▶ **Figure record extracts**
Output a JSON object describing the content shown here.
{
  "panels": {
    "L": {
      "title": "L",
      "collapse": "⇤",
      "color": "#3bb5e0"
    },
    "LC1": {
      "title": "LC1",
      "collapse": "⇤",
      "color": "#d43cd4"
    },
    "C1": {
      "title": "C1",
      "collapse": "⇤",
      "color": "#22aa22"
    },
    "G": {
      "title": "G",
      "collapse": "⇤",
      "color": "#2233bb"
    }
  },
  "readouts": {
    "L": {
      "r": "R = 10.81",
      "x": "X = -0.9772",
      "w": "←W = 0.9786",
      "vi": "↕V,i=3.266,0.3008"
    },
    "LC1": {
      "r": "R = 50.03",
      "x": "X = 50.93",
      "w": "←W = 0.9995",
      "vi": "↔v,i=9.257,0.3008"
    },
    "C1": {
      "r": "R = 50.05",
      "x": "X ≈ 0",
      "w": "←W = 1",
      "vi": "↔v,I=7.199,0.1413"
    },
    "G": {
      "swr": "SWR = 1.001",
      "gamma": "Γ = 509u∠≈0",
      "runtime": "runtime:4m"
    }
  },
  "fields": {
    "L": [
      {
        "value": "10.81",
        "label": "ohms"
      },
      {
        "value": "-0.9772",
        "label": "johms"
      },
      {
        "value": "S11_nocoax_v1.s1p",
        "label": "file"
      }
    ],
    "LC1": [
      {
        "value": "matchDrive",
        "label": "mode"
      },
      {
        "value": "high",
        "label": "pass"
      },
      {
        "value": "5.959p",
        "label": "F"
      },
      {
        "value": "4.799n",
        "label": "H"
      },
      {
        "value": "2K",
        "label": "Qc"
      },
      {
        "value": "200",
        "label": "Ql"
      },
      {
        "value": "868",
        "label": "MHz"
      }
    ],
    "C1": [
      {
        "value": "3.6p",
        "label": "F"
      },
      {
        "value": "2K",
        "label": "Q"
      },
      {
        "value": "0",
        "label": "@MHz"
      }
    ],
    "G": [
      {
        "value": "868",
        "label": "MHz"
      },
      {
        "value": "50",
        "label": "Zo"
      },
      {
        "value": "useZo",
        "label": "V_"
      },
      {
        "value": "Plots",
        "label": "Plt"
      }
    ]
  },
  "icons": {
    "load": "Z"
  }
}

▶ **Given request**
Reproduce the material exactly, with every line intact.

▶ **Finished exercise**
Output a JSON object describing the content shown here.
{
  "panels": {
    "L": {
      "title": "L",
      "collapse": "⇤",
      "color": "#3bb5e0"
    },
    "LC1": {
      "title": "LC1",
      "collapse": "⇤",
      "color": "#d43cd4"
    },
    "C1": {
      "title": "C1",
      "collapse": "⇤",
      "color": "#22aa22"
    },
    "G": {
      "title": "G",
      "collapse": "⇤",
      "color": "#2233bb"
    }
  },
  "readouts": {
    "L": {
      "r": "R = 10.81",
      "x": "X = -0.9772",
      "w": "←W = 0.9786",
      "vi": "↕V,i=3.266,0.3008"
    },
    "LC1": {
      "r": "R = 50.03",
      "x": "X = 50.93",
      "w": "←W = 0.9995",
      "vi": "↔v,i=9.257,0.3008"
    },
    "C1": {
      "r": "R = 50.05",
      "x": "X ≈ 0",
      "w": "←W = 1",
      "vi": "↔v,I=7.199,0.1413"
    },
    "G": {
      "swr": "SWR = 1.001",
      "gamma": "Γ = 509u∠≈0",
      "runtime": "runtime:4m"
    }
  },
  "fields": {
    "L": [
      {
        "value": "10.81",
        "label": "ohms"
      },
      {
        "value": "-0.9772",
        "label": "johms"
      },
      {
        "value": "S11_nocoax_v1.s1p",
        "label": "file"
      }
    ],
    "LC1": [
      {
        "value": "matchDrive",
        "label": "mode"
      },
      {
        "value": "high",
        "label": "pass"
      },
      {
        "value": "5.959p",
        "label": "F"
      },
      {
        "value": "4.799n",
        "label": "H"
      },
      {
        "value": "2K",
        "label": "Qc"
      },
      {
        "value": "200",
        "label": "Ql"
      },
      {
        "value": "868",
        "label": "MHz"
      }
    ],
    "C1": [
      {
        "value": "3.6p",
        "label": "F"
      },
      {
        "value": "2K",
        "label": "Q"
      },
      {
        "value": "0",
        "label": "@MHz"
      }
    ],
    "G": [
      {
        "value": "868",
        "label": "MHz"
      },
      {
        "value": "50",
        "label": "Zo"
      },
      {
        "value": "useZo",
        "label": "V_"
      },
      {
        "value": "Plots",
        "label": "Plt"
      }
    ]
  },
  "icons": {
    "load": "Z"
  }
}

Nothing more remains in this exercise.